EXERCISE: Copy out the complete listing, word for word.

--- START ---

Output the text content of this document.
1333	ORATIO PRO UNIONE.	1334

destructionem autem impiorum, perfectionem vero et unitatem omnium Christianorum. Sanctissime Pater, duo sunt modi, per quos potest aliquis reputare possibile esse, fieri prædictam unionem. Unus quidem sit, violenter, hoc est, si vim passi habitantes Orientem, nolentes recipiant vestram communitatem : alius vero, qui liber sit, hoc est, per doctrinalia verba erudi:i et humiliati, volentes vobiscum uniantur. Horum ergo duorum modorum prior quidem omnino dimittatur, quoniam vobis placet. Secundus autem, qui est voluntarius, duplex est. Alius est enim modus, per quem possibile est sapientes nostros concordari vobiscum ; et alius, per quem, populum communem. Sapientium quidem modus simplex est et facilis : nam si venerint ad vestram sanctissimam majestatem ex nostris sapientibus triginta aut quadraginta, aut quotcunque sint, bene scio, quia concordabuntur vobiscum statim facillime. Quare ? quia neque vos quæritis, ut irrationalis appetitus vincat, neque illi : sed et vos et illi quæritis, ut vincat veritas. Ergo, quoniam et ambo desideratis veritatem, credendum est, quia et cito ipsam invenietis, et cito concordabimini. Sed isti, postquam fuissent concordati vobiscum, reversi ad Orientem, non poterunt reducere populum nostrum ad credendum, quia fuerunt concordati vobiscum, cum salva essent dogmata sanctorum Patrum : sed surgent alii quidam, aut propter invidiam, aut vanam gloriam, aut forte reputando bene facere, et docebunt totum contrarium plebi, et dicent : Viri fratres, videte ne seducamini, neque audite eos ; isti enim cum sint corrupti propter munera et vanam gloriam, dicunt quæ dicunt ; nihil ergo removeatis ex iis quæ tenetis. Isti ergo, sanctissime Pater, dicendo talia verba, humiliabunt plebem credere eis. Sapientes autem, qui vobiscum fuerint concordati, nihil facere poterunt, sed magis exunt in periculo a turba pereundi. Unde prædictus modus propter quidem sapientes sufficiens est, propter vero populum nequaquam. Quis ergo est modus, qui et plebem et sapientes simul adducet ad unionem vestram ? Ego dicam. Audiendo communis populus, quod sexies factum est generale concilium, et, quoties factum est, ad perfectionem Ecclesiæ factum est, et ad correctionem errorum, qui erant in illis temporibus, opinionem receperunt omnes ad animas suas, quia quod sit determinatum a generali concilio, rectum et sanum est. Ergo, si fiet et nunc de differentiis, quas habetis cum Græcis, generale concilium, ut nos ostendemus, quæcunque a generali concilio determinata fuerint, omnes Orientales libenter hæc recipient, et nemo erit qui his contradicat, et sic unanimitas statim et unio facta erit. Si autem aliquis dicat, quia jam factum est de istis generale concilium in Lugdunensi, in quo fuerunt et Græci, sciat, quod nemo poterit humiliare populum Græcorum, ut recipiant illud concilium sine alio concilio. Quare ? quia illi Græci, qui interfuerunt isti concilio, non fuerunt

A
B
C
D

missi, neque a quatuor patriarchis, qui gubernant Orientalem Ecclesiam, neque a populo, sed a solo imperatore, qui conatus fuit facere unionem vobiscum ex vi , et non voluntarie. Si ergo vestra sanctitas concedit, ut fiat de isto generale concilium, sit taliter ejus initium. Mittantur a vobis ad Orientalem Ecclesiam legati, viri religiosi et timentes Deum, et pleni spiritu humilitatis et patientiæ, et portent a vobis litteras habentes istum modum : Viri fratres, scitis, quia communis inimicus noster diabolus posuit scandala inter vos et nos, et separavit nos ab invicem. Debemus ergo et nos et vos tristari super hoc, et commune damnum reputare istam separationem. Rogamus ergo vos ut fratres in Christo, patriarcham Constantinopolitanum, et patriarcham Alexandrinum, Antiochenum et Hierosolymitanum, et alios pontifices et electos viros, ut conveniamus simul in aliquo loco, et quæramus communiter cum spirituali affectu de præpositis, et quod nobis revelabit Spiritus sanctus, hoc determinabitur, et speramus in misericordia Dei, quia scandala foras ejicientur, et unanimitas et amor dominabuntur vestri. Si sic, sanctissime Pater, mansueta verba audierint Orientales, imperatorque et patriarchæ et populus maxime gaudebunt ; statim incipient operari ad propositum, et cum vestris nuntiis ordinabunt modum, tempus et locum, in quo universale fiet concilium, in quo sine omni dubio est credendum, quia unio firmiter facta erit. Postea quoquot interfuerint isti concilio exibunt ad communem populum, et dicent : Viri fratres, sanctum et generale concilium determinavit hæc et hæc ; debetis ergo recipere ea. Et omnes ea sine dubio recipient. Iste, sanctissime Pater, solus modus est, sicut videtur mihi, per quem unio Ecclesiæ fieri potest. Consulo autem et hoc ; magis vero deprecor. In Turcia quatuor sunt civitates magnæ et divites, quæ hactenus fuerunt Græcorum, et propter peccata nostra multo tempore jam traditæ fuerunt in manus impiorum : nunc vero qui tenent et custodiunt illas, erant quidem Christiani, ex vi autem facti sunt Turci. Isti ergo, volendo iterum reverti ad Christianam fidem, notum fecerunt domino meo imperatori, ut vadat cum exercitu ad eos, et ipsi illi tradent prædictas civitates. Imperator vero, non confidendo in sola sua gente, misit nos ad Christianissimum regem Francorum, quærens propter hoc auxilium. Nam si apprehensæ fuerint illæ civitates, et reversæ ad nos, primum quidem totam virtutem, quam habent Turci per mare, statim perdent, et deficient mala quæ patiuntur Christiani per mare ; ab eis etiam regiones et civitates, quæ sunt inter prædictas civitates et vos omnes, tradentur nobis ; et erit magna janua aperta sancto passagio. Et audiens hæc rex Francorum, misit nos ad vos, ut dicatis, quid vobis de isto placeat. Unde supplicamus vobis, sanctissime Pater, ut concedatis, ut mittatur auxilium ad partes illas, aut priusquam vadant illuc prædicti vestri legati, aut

--- END ---

SOLUTION TO THE PROBLEM:
Output the text content of this document.
1333	ORATIO PRO UNIONE.	1334

destructionem autem impiorum, perfectionem vero et unitatem omnium Christianorum. Sanctissime Pater, duo sunt modi, per quos potest aliquis reputare possibile esse, fieri prædictam unionem. Unus quidem sit, violenter, hoc est, si vim passi habitantes Orientem, nolentes recipiant vestram communitatem : alius vero, qui liber sit, hoc est, per doctrinalia verba erudi:i et humiliati, volentes vobiscum uniantur. Horum ergo duorum modorum prior quidem omnino dimittatur, quoniam vobis placet. Secundus autem, qui est voluntarius, duplex est. Alius est enim modus, per quem possibile est sapientes nostros concordari vobiscum ; et alius, per quem, populum communem. Sapientium quidem modus simplex est et facilis : nam si venerint ad vestram sanctissimam majestatem ex nostris sapientibus triginta aut quadraginta, aut quotcunque sint, bene scio, quia concordabuntur vobiscum statim facillime. Quare ? quia neque vos quæritis, ut irrationalis appetitus vincat, neque illi : sed et vos et illi quæritis, ut vincat veritas. Ergo, quoniam et ambo desideratis veritatem, credendum est, quia et cito ipsam invenietis, et cito concordabimini. Sed isti, postquam fuissent concordati vobiscum, reversi ad Orientem, non poterunt reducere populum nostrum ad credendum, quia fuerunt concordati vobiscum, cum salva essent dogmata sanctorum Patrum : sed surgent alii quidam, aut propter invidiam, aut vanam gloriam, aut forte reputando bene facere, et docebunt totum contrarium plebi, et dicent : Viri fratres, videte ne seducamini, neque audite eos ; isti enim cum sint corrupti propter munera et vanam gloriam, dicunt quæ dicunt ; nihil ergo removeatis ex iis quæ tenetis. Isti ergo, sanctissime Pater, dicendo talia verba, humiliabunt plebem credere eis. Sapientes autem, qui vobiscum fuerint concordati, nihil facere poterunt, sed magis exunt in periculo a turba pereundi. Unde prædictus modus propter quidem sapientes sufficiens est, propter vero populum nequaquam. Quis ergo est modus, qui et plebem et sapientes simul adducet ad unionem vestram ? Ego dicam. Audiendo communis populus, quod sexies factum est generale concilium, et, quoties factum est, ad perfectionem Ecclesiæ factum est, et ad correctionem errorum, qui erant in illis temporibus, opinionem receperunt omnes ad animas suas, quia quod sit determinatum a generali concilio, rectum et sanum est. Ergo, si fiet et nunc de differentiis, quas habetis cum Græcis, generale concilium, ut nos ostendemus, quæcunque a generali concilio determinata fuerint, omnes Orientales libenter hæc recipient, et nemo erit qui his contradicat, et sic unanimitas statim et unio facta erit. Si autem aliquis dicat, quia jam factum est de istis generale concilium in Lugdunensi, in quo fuerunt et Græci, sciat, quod nemo poterit humiliare populum Græcorum, ut recipiant illud concilium sine alio concilio. Quare ? quia illi Græci, qui interfuerunt isti concilio, non fuerunt

A
B
C
D

missi, neque a quatuor patriarchis, qui gubernant Orientalem Ecclesiam, neque a populo, sed a solo imperatore, qui conatus fuit facere unionem vobiscum ex vi , et non voluntarie. Si ergo vestra sanctitas concedit, ut fiat de isto generale concilium, sit taliter ejus initium. Mittantur a vobis ad Orientalem Ecclesiam legati, viri religiosi et timentes Deum, et pleni spiritu humilitatis et patientiæ, et portent a vobis litteras habentes istum modum : Viri fratres, scitis, quia communis inimicus noster diabolus posuit scandala inter vos et nos, et separavit nos ab invicem. Debemus ergo et nos et vos tristari super hoc, et commune damnum reputare istam separationem. Rogamus ergo vos ut fratres in Christo, patriarcham Constantinopolitanum, et patriarcham Alexandrinum, Antiochenum et Hierosolymitanum, et alios pontifices et electos viros, ut conveniamus simul in aliquo loco, et quæramus communiter cum spirituali affectu de præpositis, et quod nobis revelabit Spiritus sanctus, hoc determinabitur, et speramus in misericordia Dei, quia scandala foras ejicientur, et unanimitas et amor dominabuntur vestri. Si sic, sanctissime Pater, mansueta verba audierint Orientales, imperatorque et patriarchæ et populus maxime gaudebunt ; statim incipient operari ad propositum, et cum vestris nuntiis ordinabunt modum, tempus et locum, in quo universale fiet concilium, in quo sine omni dubio est credendum, quia unio firmiter facta erit. Postea quoquot interfuerint isti concilio exibunt ad communem populum, et dicent : Viri fratres, sanctum et generale concilium determinavit hæc et hæc ; debetis ergo recipere ea. Et omnes ea sine dubio recipient. Iste, sanctissime Pater, solus modus est, sicut videtur mihi, per quem unio Ecclesiæ fieri potest. Consulo autem et hoc ; magis vero deprecor. In Turcia quatuor sunt civitates magnæ et divites, quæ hactenus fuerunt Græcorum, et propter peccata nostra multo tempore jam traditæ fuerunt in manus impiorum : nunc vero qui tenent et custodiunt illas, erant quidem Christiani, ex vi autem facti sunt Turci. Isti ergo, volendo iterum reverti ad Christianam fidem, notum fecerunt domino meo imperatori, ut vadat cum exercitu ad eos, et ipsi illi tradent prædictas civitates. Imperator vero, non confidendo in sola sua gente, misit nos ad Christianissimum regem Francorum, quærens propter hoc auxilium. Nam si apprehensæ fuerint illæ civitates, et reversæ ad nos, primum quidem totam virtutem, quam habent Turci per mare, statim perdent, et deficient mala quæ patiuntur Christiani per mare ; ab eis etiam regiones et civitates, quæ sunt inter prædictas civitates et vos omnes, tradentur nobis ; et erit magna janua aperta sancto passagio. Et audiens hæc rex Francorum, misit nos ad vos, ut dicatis, quid vobis de isto placeat. Unde supplicamus vobis, sanctissime Pater, ut concedatis, ut mittatur auxilium ad partes illas, aut priusquam vadant illuc prædicti vestri legati, aut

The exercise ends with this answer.